→ Data rows

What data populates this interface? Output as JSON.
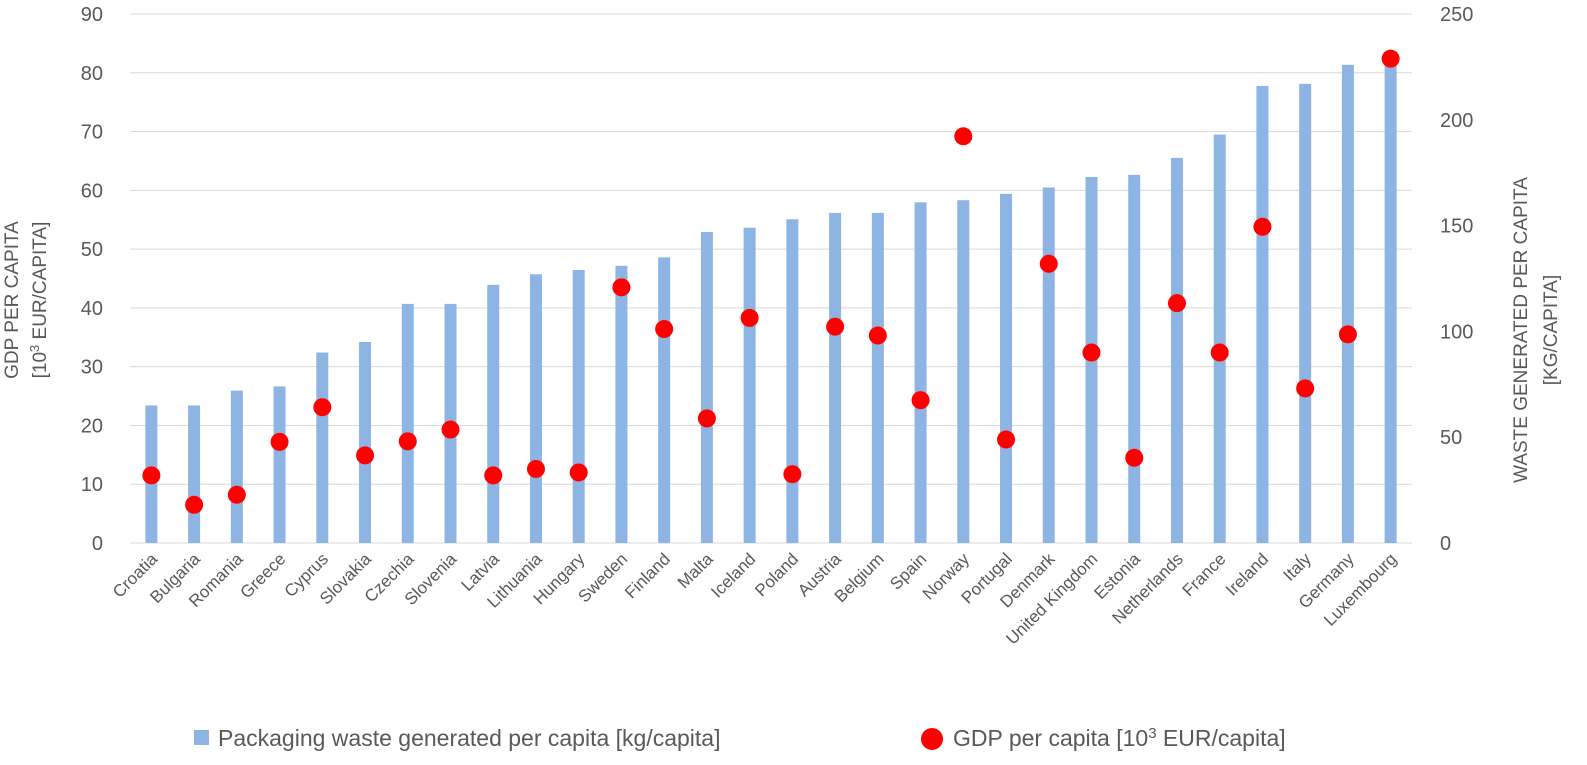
{
  "chart_data": {
    "type": "bar",
    "categories": [
      "Croatia",
      "Bulgaria",
      "Romania",
      "Greece",
      "Cyprus",
      "Slovakia",
      "Czechia",
      "Slovenia",
      "Latvia",
      "Lithuania",
      "Hungary",
      "Sweden",
      "Finland",
      "Malta",
      "Iceland",
      "Poland",
      "Austria",
      "Belgium",
      "Spain",
      "Norway",
      "Portugal",
      "Denmark",
      "United Kingdom",
      "Estonia",
      "Netherlands",
      "France",
      "Ireland",
      "Italy",
      "Germany",
      "Luxembourg"
    ],
    "series": [
      {
        "name": "Packaging waste generated per capita [kg/capita]",
        "type": "bar",
        "axis": "right",
        "color": "#8EB4E3",
        "values": [
          65,
          65,
          72,
          74,
          90,
          95,
          113,
          113,
          122,
          127,
          129,
          131,
          135,
          147,
          149,
          153,
          156,
          156,
          161,
          162,
          165,
          168,
          173,
          174,
          182,
          193,
          216,
          217,
          226,
          227
        ]
      },
      {
        "name": "GDP per capita [10³ EUR/capita]",
        "type": "scatter",
        "axis": "left",
        "color": "#FF0000",
        "values": [
          11.5,
          6.5,
          8.2,
          17.2,
          23.1,
          14.9,
          17.3,
          19.3,
          11.5,
          12.6,
          12.0,
          43.5,
          36.4,
          21.2,
          38.3,
          11.7,
          36.8,
          35.3,
          24.3,
          69.2,
          17.6,
          47.5,
          32.4,
          14.5,
          40.8,
          32.4,
          53.8,
          26.3,
          35.5,
          82.4
        ]
      }
    ],
    "y_left": {
      "label_line1": "GDP PER CAPITA",
      "label_line2_pre": "[10",
      "label_line2_sup": "3",
      "label_line2_post": " EUR/CAPITA]",
      "ylim": [
        0,
        90
      ],
      "ticks": [
        0,
        10,
        20,
        30,
        40,
        50,
        60,
        70,
        80,
        90
      ]
    },
    "y_right": {
      "label_line1": "WASTE GENERATED PER CAPITA",
      "label_line2": "[KG/CAPITA]",
      "ylim": [
        0,
        250
      ],
      "ticks": [
        0,
        50,
        100,
        150,
        200,
        250
      ]
    },
    "grid": true,
    "legend_position": "bottom",
    "legend": {
      "bar_label": "Packaging waste generated per capita [kg/capita]",
      "dot_label_pre": "GDP per capita [10",
      "dot_label_sup": "3",
      "dot_label_post": " EUR/capita]"
    }
  }
}
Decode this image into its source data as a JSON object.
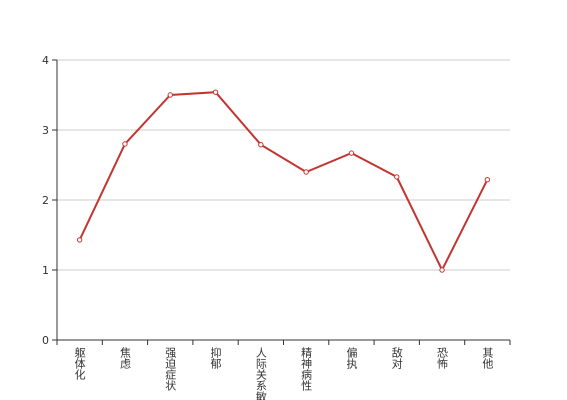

→ Objective
How many lines in these records hold the string "JSON"? Reply with the number alone.

→ Result of the task
2